##### Stored rows #####

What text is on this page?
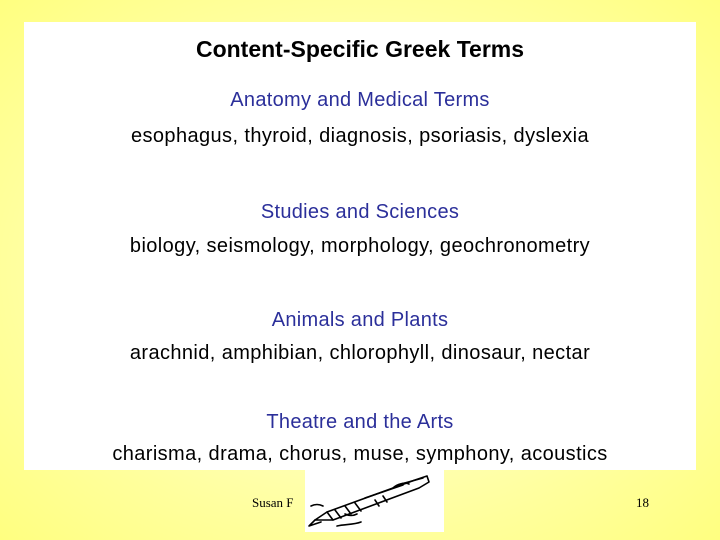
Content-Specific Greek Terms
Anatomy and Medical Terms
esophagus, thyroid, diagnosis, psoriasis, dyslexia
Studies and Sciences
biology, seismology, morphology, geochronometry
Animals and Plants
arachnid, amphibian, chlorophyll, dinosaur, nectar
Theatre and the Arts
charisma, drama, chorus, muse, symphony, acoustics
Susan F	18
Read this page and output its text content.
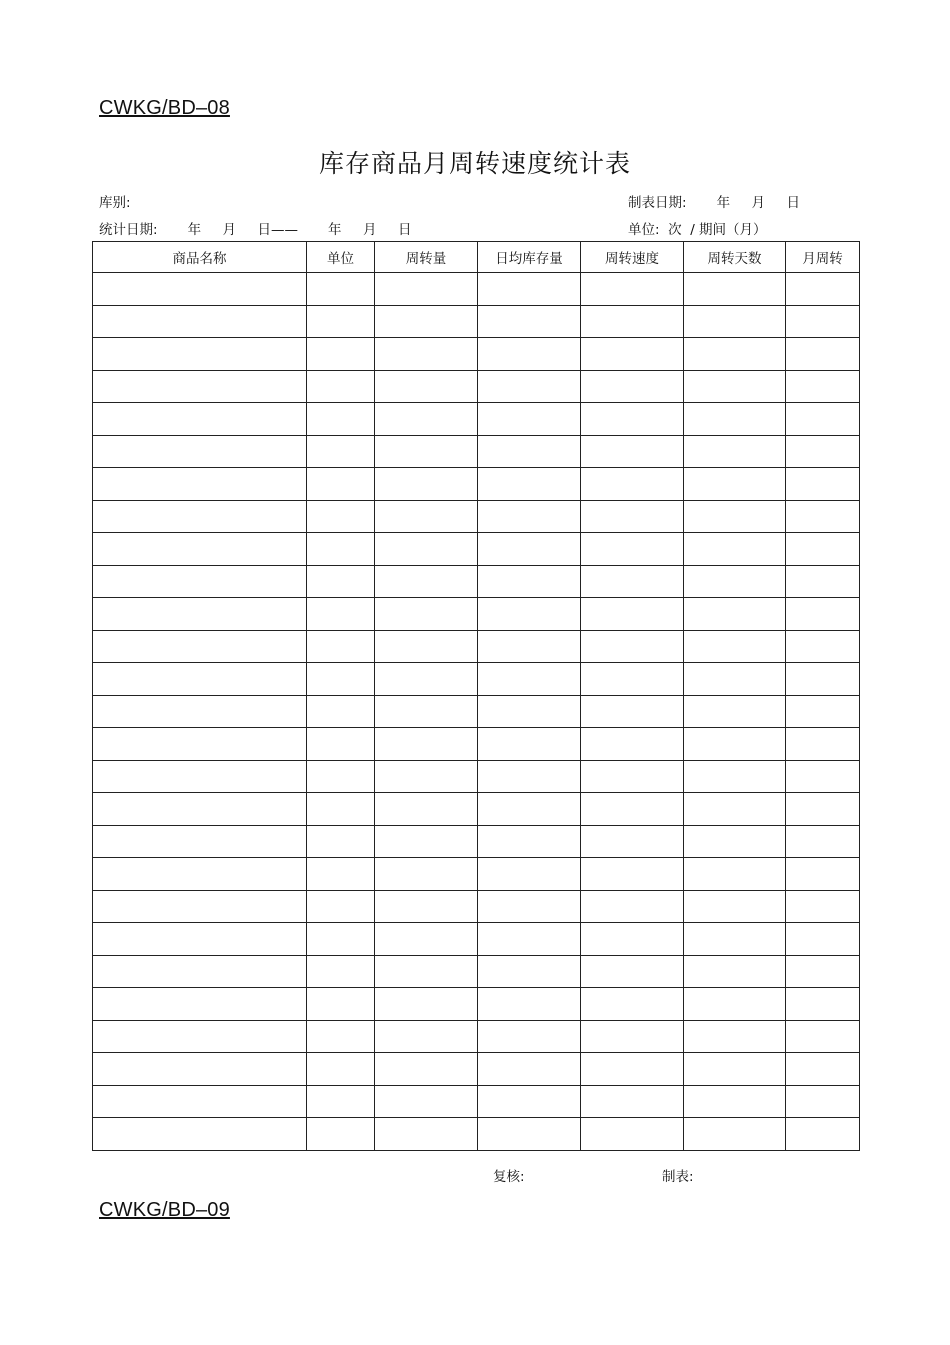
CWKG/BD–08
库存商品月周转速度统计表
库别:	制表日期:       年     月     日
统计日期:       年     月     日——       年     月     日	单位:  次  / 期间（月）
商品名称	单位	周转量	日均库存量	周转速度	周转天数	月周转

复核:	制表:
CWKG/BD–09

#####

Your instructions: Return verbatim every line from the line containing "Read this page and output its text content." to the last line of the entries above, inclusive, and leave out the pictures.

Problem solution:
Read this page and output its text content.
CWKG/BD–08
库存商品月周转速度统计表
库别:	制表日期:       年     月     日
统计日期:       年     月     日——       年     月     日	单位:  次  / 期间（月）
商品名称	单位	周转量	日均库存量	周转速度	周转天数	月周转

复核:	制表:
CWKG/BD–09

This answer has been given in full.